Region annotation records
-- BEGIN --
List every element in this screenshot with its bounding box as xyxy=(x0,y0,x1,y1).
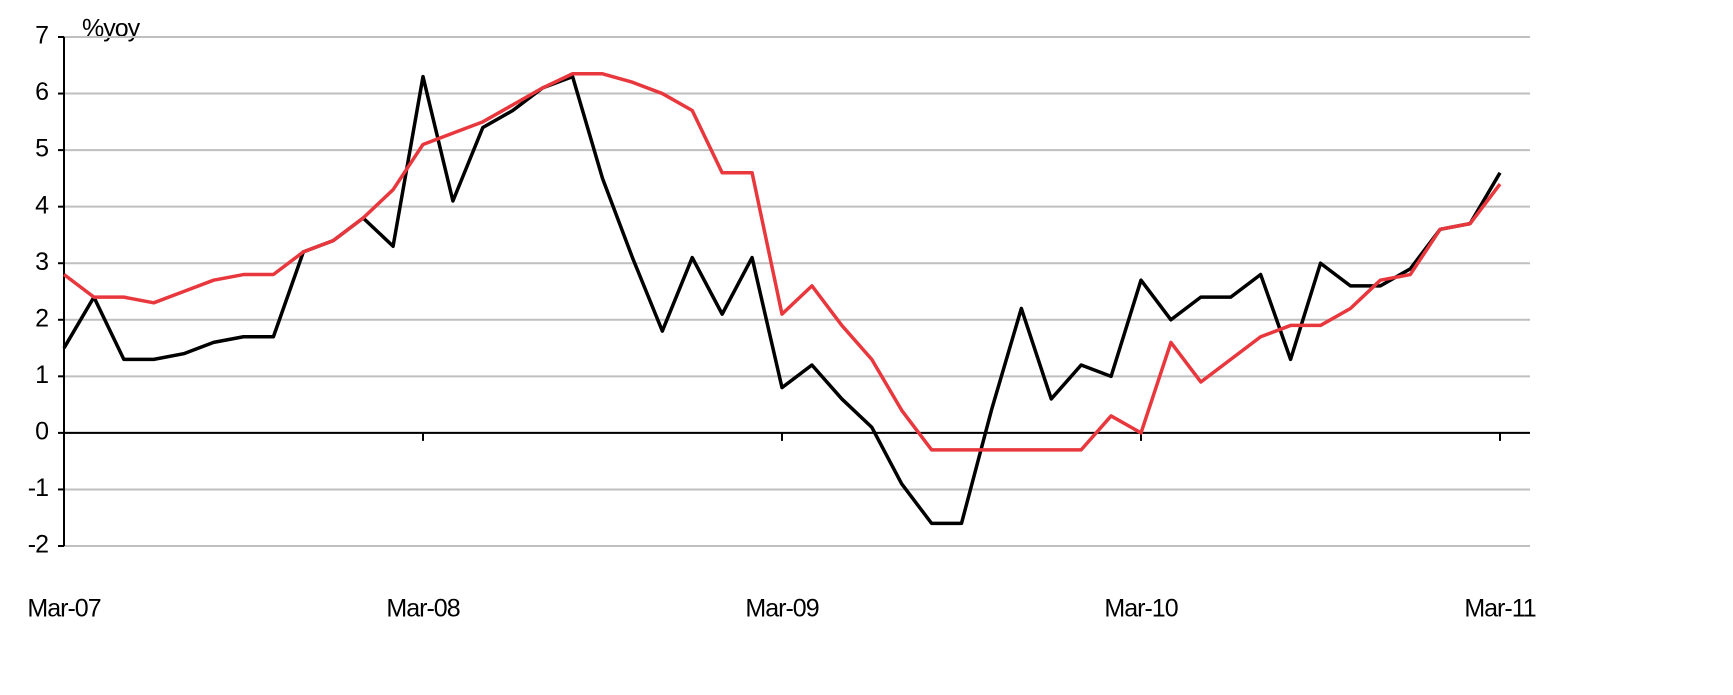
x-tick-label: Mar-08 xyxy=(386,595,459,623)
y-tick-label: 5 xyxy=(35,135,48,163)
y-tick-label: 1 xyxy=(35,361,48,389)
y-tick-label: 2 xyxy=(35,304,48,332)
x-tick-label: Mar-11 xyxy=(1464,595,1535,623)
series-line xyxy=(62,72,1502,452)
y-tick-label: 0 xyxy=(35,417,48,445)
x-tick-label: Mar-07 xyxy=(27,595,100,623)
y-axis-label: %yoy xyxy=(82,15,141,43)
x-tick-label: Mar-09 xyxy=(745,595,818,623)
y-tick-label: 4 xyxy=(35,191,49,219)
y-tick-label: 7 xyxy=(35,22,48,50)
series-line xyxy=(62,74,1502,526)
y-tick-label: -2 xyxy=(28,531,48,559)
y-tick-label: 3 xyxy=(35,248,48,276)
y-tick-label: -1 xyxy=(28,474,48,502)
x-tick-label: Mar-10 xyxy=(1104,595,1177,623)
y-tick-label: 6 xyxy=(35,78,48,106)
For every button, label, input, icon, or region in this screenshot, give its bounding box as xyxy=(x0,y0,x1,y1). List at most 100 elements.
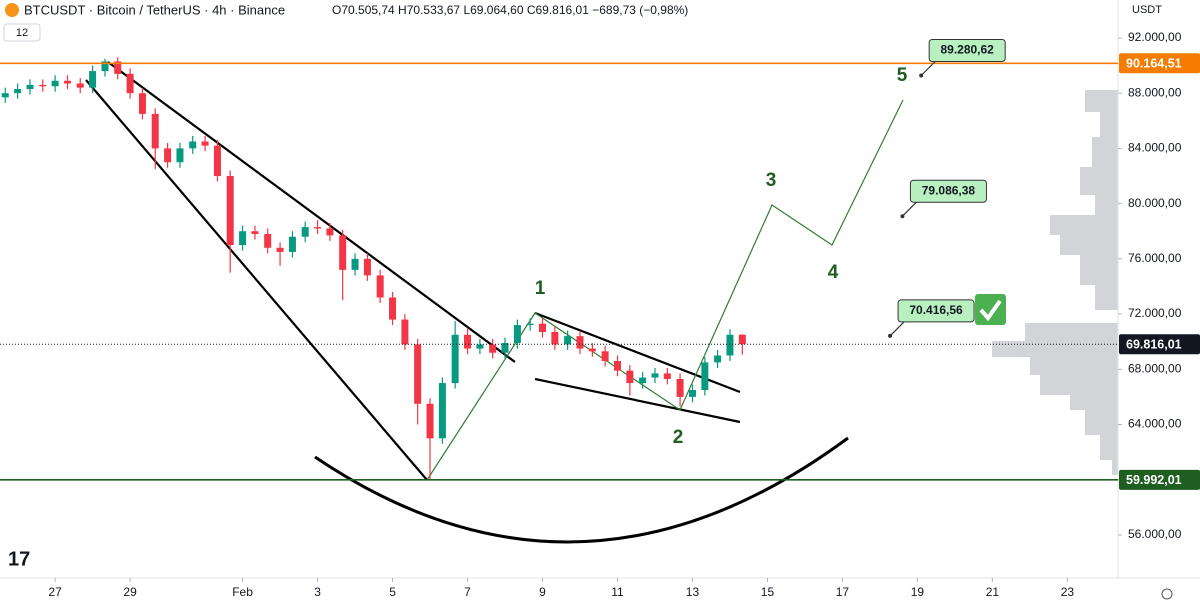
candle-body xyxy=(288,236,296,252)
callout-box xyxy=(928,39,1006,63)
candle-body xyxy=(501,343,509,353)
x-tick-label: 27 xyxy=(48,585,62,599)
candle-body xyxy=(138,93,146,114)
candle-body xyxy=(564,336,572,345)
y-tick-label: 72.000,00 xyxy=(1128,306,1182,320)
candle-body xyxy=(189,141,197,149)
x-tick-label: 23 xyxy=(1061,585,1075,599)
candle-body xyxy=(164,148,172,163)
y-tick-label: 88.000,00 xyxy=(1128,85,1182,99)
trend-line xyxy=(534,311,741,394)
symbol-icon xyxy=(5,3,19,17)
indicator-box[interactable] xyxy=(3,23,41,42)
y-tick-label: 76.000,00 xyxy=(1128,251,1182,265)
candle-body xyxy=(264,233,272,248)
callout-label: 70.416,56 xyxy=(909,303,963,317)
candle-body xyxy=(63,80,71,84)
price-label-box xyxy=(1119,334,1200,355)
indicator-label[interactable]: 12 xyxy=(16,27,28,39)
candle-body xyxy=(613,360,621,371)
price-label: 59.992,01 xyxy=(1126,473,1182,487)
settings-icon[interactable] xyxy=(1161,588,1173,600)
callout-stem xyxy=(920,61,936,76)
x-tick-label: 5 xyxy=(389,585,396,599)
tv-logo: 17 xyxy=(8,548,30,570)
y-tick-label: 56.000,00 xyxy=(1128,527,1182,541)
x-tick-label: 29 xyxy=(123,585,137,599)
candle-body xyxy=(738,334,746,345)
ohlc-text: O70.505,74 H70.533,67 L69.064,60 C69.816… xyxy=(332,3,688,17)
candle-body xyxy=(76,83,84,88)
candle-body xyxy=(639,377,647,384)
candle-body xyxy=(676,378,684,397)
x-tick-label: 19 xyxy=(911,585,925,599)
y-tick-label: 80.000,00 xyxy=(1128,196,1182,210)
candle-body xyxy=(51,80,59,87)
candle-body xyxy=(151,113,159,149)
candle-body xyxy=(401,319,409,345)
candle-body xyxy=(176,148,184,163)
wave-path xyxy=(426,99,904,481)
x-tick-label: 13 xyxy=(686,585,700,599)
x-tick-label: 9 xyxy=(539,585,546,599)
candle-body xyxy=(314,227,322,229)
trend-line xyxy=(85,79,428,481)
wave-labels: 1 2 3 4 5 xyxy=(535,65,908,448)
candle-body xyxy=(201,141,209,146)
candle-body xyxy=(513,325,521,344)
candle-body xyxy=(126,73,134,94)
x-tick-label: 3 xyxy=(314,585,321,599)
candle-body xyxy=(239,231,247,246)
symbol-title: BTCUSDT · Bitcoin / TetherUS · 4h · Bina… xyxy=(24,2,285,17)
candle-body xyxy=(14,89,22,94)
y-tick-label: 92.000,00 xyxy=(1128,30,1182,44)
candle-body xyxy=(576,336,584,349)
callout-stem xyxy=(901,201,917,217)
y-tick-label: 64.000,00 xyxy=(1128,417,1182,431)
candle-body xyxy=(26,84,34,90)
candle-body xyxy=(251,231,259,234)
check-icon xyxy=(975,294,1006,325)
candle-body xyxy=(389,297,397,320)
x-tick-label: 11 xyxy=(611,585,624,599)
wave-label: 1 xyxy=(535,278,546,299)
check-mark xyxy=(979,299,1002,322)
candle-body xyxy=(651,373,659,378)
wave-label: 3 xyxy=(766,170,777,191)
candle-body xyxy=(688,389,696,397)
candle-body xyxy=(526,323,534,326)
price-label-box xyxy=(1119,53,1200,74)
candle-body xyxy=(39,84,47,87)
candle-body xyxy=(363,258,371,276)
candle-body xyxy=(588,348,596,352)
wave-label: 4 xyxy=(828,262,839,283)
candle-body xyxy=(226,176,234,246)
candle-body xyxy=(213,145,221,177)
price-label: 90.164,51 xyxy=(1126,57,1182,71)
candle-body xyxy=(489,344,497,353)
callout-label: 79.086,38 xyxy=(922,183,976,197)
candle-body xyxy=(326,228,334,236)
y-tick-label: 84.000,00 xyxy=(1128,141,1182,155)
x-tick-label: 21 xyxy=(986,585,1000,599)
x-tick-label: Feb xyxy=(232,585,253,599)
callout-box xyxy=(909,179,987,203)
candle-body xyxy=(376,275,384,298)
price-label-box xyxy=(1119,469,1200,490)
candle-body xyxy=(601,351,609,361)
arc xyxy=(314,436,849,544)
candle-body xyxy=(301,227,309,237)
candle-body xyxy=(539,323,547,333)
candle-body xyxy=(351,258,359,270)
callout-stem xyxy=(889,321,905,337)
volume-profile xyxy=(992,90,1118,475)
candle-body xyxy=(426,403,434,439)
wave-label: 2 xyxy=(673,427,684,448)
callout-box xyxy=(897,299,975,323)
candle-body xyxy=(276,247,284,252)
x-tick-label: 7 xyxy=(464,585,471,599)
candle-body xyxy=(1,93,9,98)
trend-line xyxy=(107,61,516,363)
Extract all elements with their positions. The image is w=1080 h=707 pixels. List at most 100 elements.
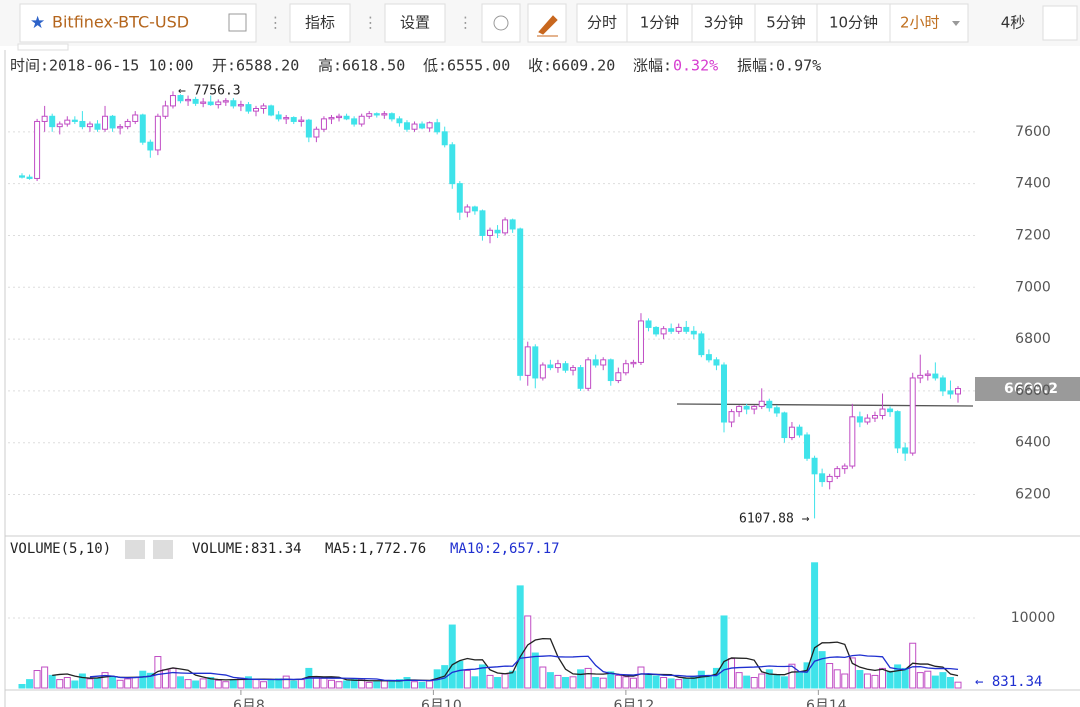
volume-bar xyxy=(282,675,290,689)
last-price-box xyxy=(975,377,1080,401)
candle-body xyxy=(902,447,909,454)
volume-bar xyxy=(131,677,139,689)
candle-body xyxy=(615,372,622,382)
volume-bar xyxy=(833,669,841,689)
volume-bar xyxy=(758,673,766,689)
candle-body xyxy=(690,330,697,335)
volume-bar xyxy=(146,672,154,689)
volume-bar xyxy=(290,680,298,689)
volume-bar xyxy=(712,667,720,689)
candle-body xyxy=(698,333,705,356)
candle-body xyxy=(222,100,229,103)
y-tick-label: 6800 xyxy=(1015,331,1051,347)
candle-body xyxy=(955,388,961,395)
volume-bar xyxy=(592,677,600,689)
candle-body xyxy=(34,120,41,179)
candle-body xyxy=(381,113,388,116)
symbol-box[interactable] xyxy=(19,3,257,43)
candle-body xyxy=(592,359,599,366)
settings-btn[interactable] xyxy=(384,3,446,43)
candle-body xyxy=(751,405,758,410)
candle-body xyxy=(230,100,237,107)
candle-body xyxy=(456,183,463,213)
candle-body xyxy=(804,434,811,459)
candle-body xyxy=(600,359,607,366)
volume-bar xyxy=(116,679,124,689)
volume-bar xyxy=(471,676,479,689)
volume-bar xyxy=(124,678,132,689)
close-icon[interactable] xyxy=(153,540,173,559)
candle-body xyxy=(547,364,554,369)
indicator[interactable]: 指标 xyxy=(305,14,335,32)
volume-bar xyxy=(18,684,26,689)
volume-bar xyxy=(448,624,456,689)
candle-body xyxy=(464,206,471,213)
y-tick-label: 6600 xyxy=(1015,383,1051,399)
ma-line xyxy=(52,637,959,682)
candle-body xyxy=(494,229,501,234)
volume-bar xyxy=(735,672,743,689)
volume-bar xyxy=(56,679,64,689)
candle-body xyxy=(403,122,410,130)
pencil-icon xyxy=(537,15,558,37)
period[interactable]: 3分钟 xyxy=(704,14,744,32)
volume-bar xyxy=(509,670,517,689)
volume-bar xyxy=(894,664,902,689)
refresh[interactable]: 4秒 xyxy=(1001,14,1026,32)
volume-bar xyxy=(139,670,147,689)
candle-body xyxy=(79,120,86,128)
sun-icon xyxy=(493,15,509,31)
candle-body xyxy=(539,364,546,379)
volume-bar xyxy=(373,681,381,689)
volume-bar xyxy=(161,669,169,689)
period[interactable]: 2小时 xyxy=(900,14,940,32)
fullscreen-btn[interactable] xyxy=(1042,5,1078,41)
volume-bar xyxy=(614,674,622,689)
candle-body xyxy=(366,113,373,117)
x-tick-label: 6月12 xyxy=(614,698,655,707)
candle-body xyxy=(343,115,350,120)
symbol[interactable]: Bitfinex-BTC-USD xyxy=(52,13,189,32)
legend-ma5: MA5:1,772.76 xyxy=(325,541,426,557)
volume-bar xyxy=(818,651,826,689)
volume-bar xyxy=(826,663,834,689)
legend-ma10: MA10:2,657.17 xyxy=(450,541,560,557)
info-item: 低:6555.00 xyxy=(423,57,510,75)
tab[interactable] xyxy=(17,43,69,51)
indicator-btn[interactable] xyxy=(289,3,351,43)
period[interactable]: 5分钟 xyxy=(766,14,806,32)
settings[interactable]: 设置 xyxy=(400,14,430,32)
volume-bar xyxy=(848,657,856,689)
volume-bar xyxy=(71,680,79,689)
candle-body xyxy=(139,114,146,143)
candle-body xyxy=(154,115,161,151)
candle-body xyxy=(894,411,901,449)
volume-bar xyxy=(682,677,690,689)
volume-bar xyxy=(637,666,645,689)
candle-body xyxy=(811,457,818,475)
candle-body xyxy=(909,377,916,454)
candle-body xyxy=(41,115,48,122)
period[interactable]: 分时 xyxy=(587,14,617,32)
candle-body xyxy=(253,108,259,112)
theme-btn[interactable] xyxy=(481,3,521,43)
y-tick-label: 6400 xyxy=(1015,435,1051,451)
x-tick-label: 6月8 xyxy=(233,698,265,707)
period-group xyxy=(576,3,969,43)
volume-bar xyxy=(494,677,502,689)
volume-bar xyxy=(48,674,56,689)
volume-bar xyxy=(607,671,615,689)
period[interactable]: 1分钟 xyxy=(640,14,680,32)
candle-body xyxy=(932,373,939,379)
dots: ⋮ xyxy=(458,14,473,32)
volume-bar xyxy=(244,676,252,689)
gear-icon[interactable] xyxy=(125,540,145,559)
candle-body xyxy=(275,114,282,120)
period[interactable]: 10分钟 xyxy=(829,14,878,32)
candle-body xyxy=(736,405,743,413)
candle-body xyxy=(320,118,327,130)
volume-bar xyxy=(652,675,660,689)
candle-body xyxy=(449,144,456,185)
candle-body xyxy=(260,105,267,109)
open-icon[interactable] xyxy=(228,13,247,32)
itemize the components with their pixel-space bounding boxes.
-- END --
GOAL → Retype the material from the line with "candle-body xyxy=(288,236,296,252)" to the line with "callout-label: 70.416,56 xyxy=(909,303,963,317)", including both of those lines.

SOLUTION TO THIS TASK →
candle-body xyxy=(288,236,296,252)
callout-box xyxy=(928,39,1006,63)
candle-body xyxy=(501,343,509,353)
x-tick-label: 27 xyxy=(48,585,62,599)
candle-body xyxy=(138,93,146,114)
candle-body xyxy=(564,336,572,345)
y-tick-label: 72.000,00 xyxy=(1128,306,1182,320)
candle-body xyxy=(189,141,197,149)
x-tick-label: 23 xyxy=(1061,585,1075,599)
candle-body xyxy=(164,148,172,163)
y-tick-label: 88.000,00 xyxy=(1128,85,1182,99)
trend-line xyxy=(534,311,741,394)
symbol-icon xyxy=(5,3,19,17)
indicator-box[interactable] xyxy=(3,23,41,42)
y-tick-label: 76.000,00 xyxy=(1128,251,1182,265)
candle-body xyxy=(264,233,272,248)
callout-label: 70.416,56 xyxy=(909,303,963,317)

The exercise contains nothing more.